• **Rows from a dataset**
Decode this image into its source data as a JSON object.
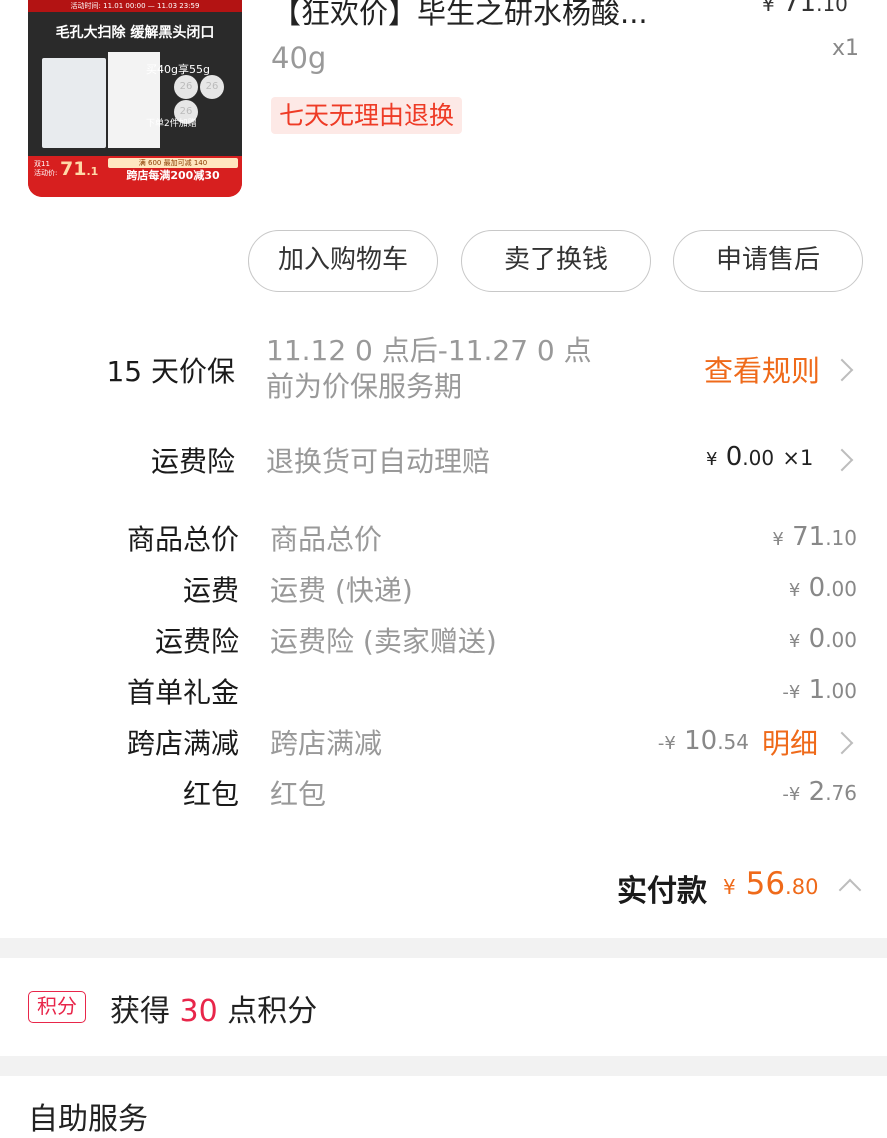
{
  "product": {
    "thumb": {
      "promo_strip": "活动时间: 11.01 00:00 — 11.03 23:59",
      "headline": "毛孔大扫除  缓解黑头闭口",
      "buy": "买40g享55g",
      "pad_number": "26",
      "gift": "下单2件加赠",
      "price_caption_1": "双11",
      "price_caption_2": "活动价:",
      "price_main": "71",
      "price_decimal": ".1",
      "full_reduction": "满 600 最加可减 140",
      "cross_store": "跨店每满200减30"
    },
    "title": "【狂欢价】毕生之研水杨酸...",
    "price_yen": "¥",
    "price_int": "71",
    "price_dec": ".10",
    "spec": "40g",
    "qty": "x1",
    "return_policy": "七天无理由退换"
  },
  "actions": {
    "add_to_cart": "加入购物车",
    "sell": "卖了换钱",
    "after_sale": "申请售后"
  },
  "price_protection": {
    "label": "15 天价保",
    "desc_line1": "11.12 0 点后-11.27 0 点",
    "desc_line2": "前为价保服务期",
    "link": "查看规则"
  },
  "shipping_insurance_service": {
    "label": "运费险",
    "desc": "退换货可自动理赔",
    "yen": "¥",
    "amount_int": "0",
    "amount_dec": ".00",
    "qty": "×1"
  },
  "price_breakdown": [
    {
      "label": "商品总价",
      "desc": "商品总价",
      "yen": "¥",
      "int": "71",
      "dec": ".10",
      "prefix": ""
    },
    {
      "label": "运费",
      "desc": "运费 (快递)",
      "yen": "¥",
      "int": "0",
      "dec": ".00",
      "prefix": ""
    },
    {
      "label": "运费险",
      "desc": "运费险 (卖家赠送)",
      "yen": "¥",
      "int": "0",
      "dec": ".00",
      "prefix": ""
    },
    {
      "label": "首单礼金",
      "desc": "",
      "yen": "¥",
      "int": "1",
      "dec": ".00",
      "prefix": "-"
    },
    {
      "label": "跨店满减",
      "desc": "跨店满减",
      "yen": "¥",
      "int": "10",
      "dec": ".54",
      "prefix": "-",
      "link": "明细"
    },
    {
      "label": "红包",
      "desc": "红包",
      "yen": "¥",
      "int": "2",
      "dec": ".76",
      "prefix": "-"
    }
  ],
  "total": {
    "label": "实付款",
    "yen": "¥",
    "int": "56",
    "dec": ".80"
  },
  "points": {
    "badge": "积分",
    "text_before": "获得 ",
    "number": "30",
    "text_after": " 点积分"
  },
  "next_section": {
    "title": "自助服务"
  },
  "colors": {
    "accent_orange": "#ef6a1a",
    "points_red": "#e8264a",
    "return_red": "#ee3b26"
  }
}
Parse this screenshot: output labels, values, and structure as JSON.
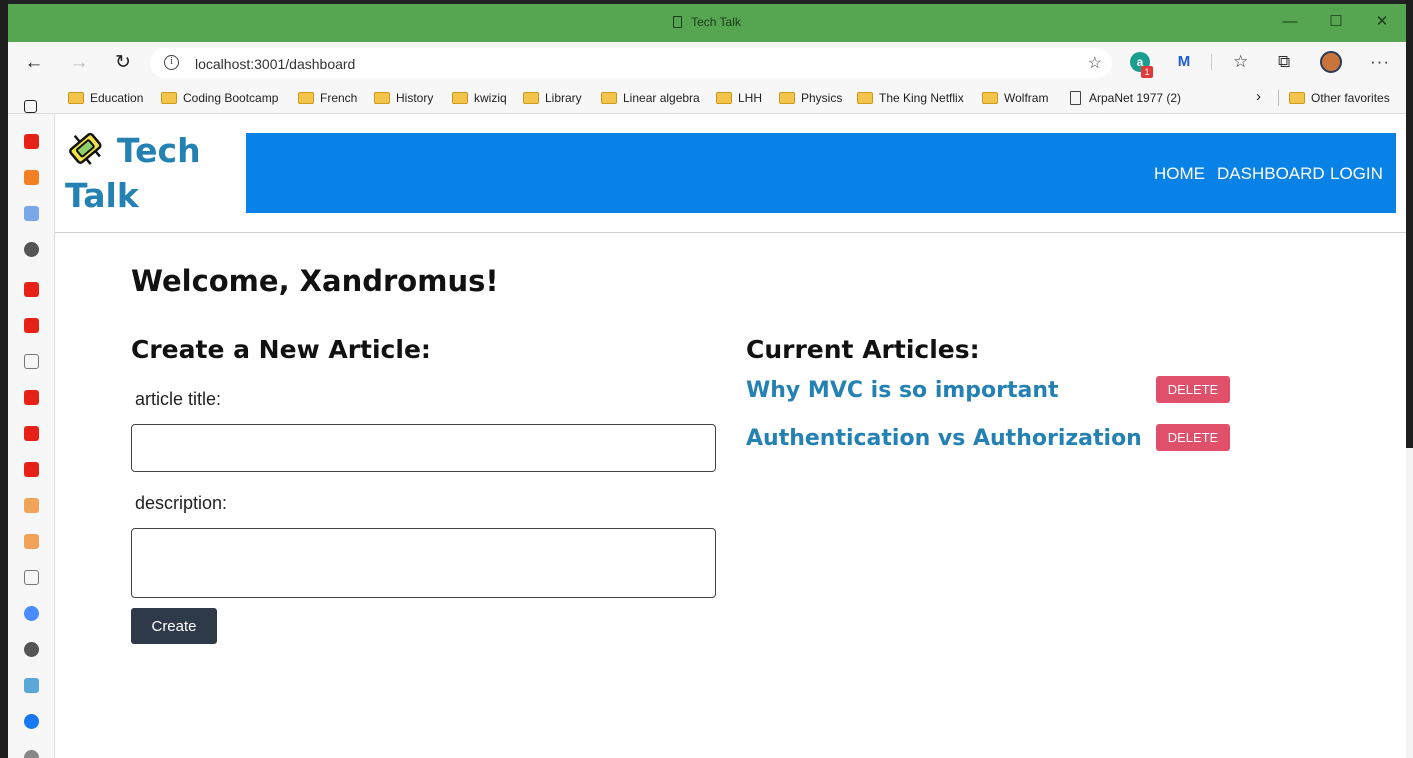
{
  "browser": {
    "window_title": "Tech Talk",
    "url": "localhost:3001/dashboard",
    "extension_badge": "1",
    "bookmarks": [
      "Education",
      "Coding Bootcamp",
      "French",
      "History",
      "kwiziq",
      "Library",
      "Linear algebra",
      "LHH",
      "Physics",
      "The King Netflix",
      "Wolfram",
      "ArpaNet 1977 (2)"
    ],
    "other_favorites": "Other favorites",
    "theme_color": "#55a551"
  },
  "site": {
    "brand_line1": "Tech",
    "brand_line2": "Talk",
    "nav": [
      "HOME",
      "DASHBOARD",
      "LOGIN"
    ],
    "navbar_color": "#0882e6",
    "brand_color": "#2481b4"
  },
  "dashboard": {
    "welcome": "Welcome, Xandromus!",
    "create_heading": "Create a New Article:",
    "title_label": "article title:",
    "title_value": "",
    "description_label": "description:",
    "description_value": "",
    "create_button": "Create",
    "current_heading": "Current Articles:",
    "articles": [
      {
        "title": "Why MVC is so important",
        "delete_label": "DELETE"
      },
      {
        "title": "Authentication vs Authorization",
        "delete_label": "DELETE"
      }
    ],
    "delete_color": "#e0506a"
  }
}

• **Exercise prompt**
Your task is to return the entries above exactly, with no pictures.

• **Correct result**
Decode this image into its source data as a JSON object.
{
  "product": {
    "thumb": {
      "promo_strip": "活动时间: 11.01 00:00 — 11.03 23:59",
      "headline": "毛孔大扫除  缓解黑头闭口",
      "buy": "买40g享55g",
      "pad_number": "26",
      "gift": "下单2件加赠",
      "price_caption_1": "双11",
      "price_caption_2": "活动价:",
      "price_main": "71",
      "price_decimal": ".1",
      "full_reduction": "满 600 最加可减 140",
      "cross_store": "跨店每满200减30"
    },
    "title": "【狂欢价】毕生之研水杨酸...",
    "price_yen": "¥",
    "price_int": "71",
    "price_dec": ".10",
    "spec": "40g",
    "qty": "x1",
    "return_policy": "七天无理由退换"
  },
  "actions": {
    "add_to_cart": "加入购物车",
    "sell": "卖了换钱",
    "after_sale": "申请售后"
  },
  "price_protection": {
    "label": "15 天价保",
    "desc_line1": "11.12 0 点后-11.27 0 点",
    "desc_line2": "前为价保服务期",
    "link": "查看规则"
  },
  "shipping_insurance_service": {
    "label": "运费险",
    "desc": "退换货可自动理赔",
    "yen": "¥",
    "amount_int": "0",
    "amount_dec": ".00",
    "qty": "×1"
  },
  "price_breakdown": [
    {
      "label": "商品总价",
      "desc": "商品总价",
      "yen": "¥",
      "int": "71",
      "dec": ".10",
      "prefix": ""
    },
    {
      "label": "运费",
      "desc": "运费 (快递)",
      "yen": "¥",
      "int": "0",
      "dec": ".00",
      "prefix": ""
    },
    {
      "label": "运费险",
      "desc": "运费险 (卖家赠送)",
      "yen": "¥",
      "int": "0",
      "dec": ".00",
      "prefix": ""
    },
    {
      "label": "首单礼金",
      "desc": "",
      "yen": "¥",
      "int": "1",
      "dec": ".00",
      "prefix": "-"
    },
    {
      "label": "跨店满减",
      "desc": "跨店满减",
      "yen": "¥",
      "int": "10",
      "dec": ".54",
      "prefix": "-",
      "link": "明细"
    },
    {
      "label": "红包",
      "desc": "红包",
      "yen": "¥",
      "int": "2",
      "dec": ".76",
      "prefix": "-"
    }
  ],
  "total": {
    "label": "实付款",
    "yen": "¥",
    "int": "56",
    "dec": ".80"
  },
  "points": {
    "badge": "积分",
    "text_before": "获得 ",
    "number": "30",
    "text_after": " 点积分"
  },
  "next_section": {
    "title": "自助服务"
  },
  "colors": {
    "accent_orange": "#ef6a1a",
    "points_red": "#e8264a",
    "return_red": "#ee3b26"
  }
}
Parse this screenshot: output labels, values, and structure as JSON.
{
  "browser": {
    "window_title": "Tech Talk",
    "url": "localhost:3001/dashboard",
    "extension_badge": "1",
    "bookmarks": [
      "Education",
      "Coding Bootcamp",
      "French",
      "History",
      "kwiziq",
      "Library",
      "Linear algebra",
      "LHH",
      "Physics",
      "The King Netflix",
      "Wolfram",
      "ArpaNet 1977 (2)"
    ],
    "other_favorites": "Other favorites",
    "theme_color": "#55a551"
  },
  "site": {
    "brand_line1": "Tech",
    "brand_line2": "Talk",
    "nav": [
      "HOME",
      "DASHBOARD",
      "LOGIN"
    ],
    "navbar_color": "#0882e6",
    "brand_color": "#2481b4"
  },
  "dashboard": {
    "welcome": "Welcome, Xandromus!",
    "create_heading": "Create a New Article:",
    "title_label": "article title:",
    "title_value": "",
    "description_label": "description:",
    "description_value": "",
    "create_button": "Create",
    "current_heading": "Current Articles:",
    "articles": [
      {
        "title": "Why MVC is so important",
        "delete_label": "DELETE"
      },
      {
        "title": "Authentication vs Authorization",
        "delete_label": "DELETE"
      }
    ],
    "delete_color": "#e0506a"
  }
}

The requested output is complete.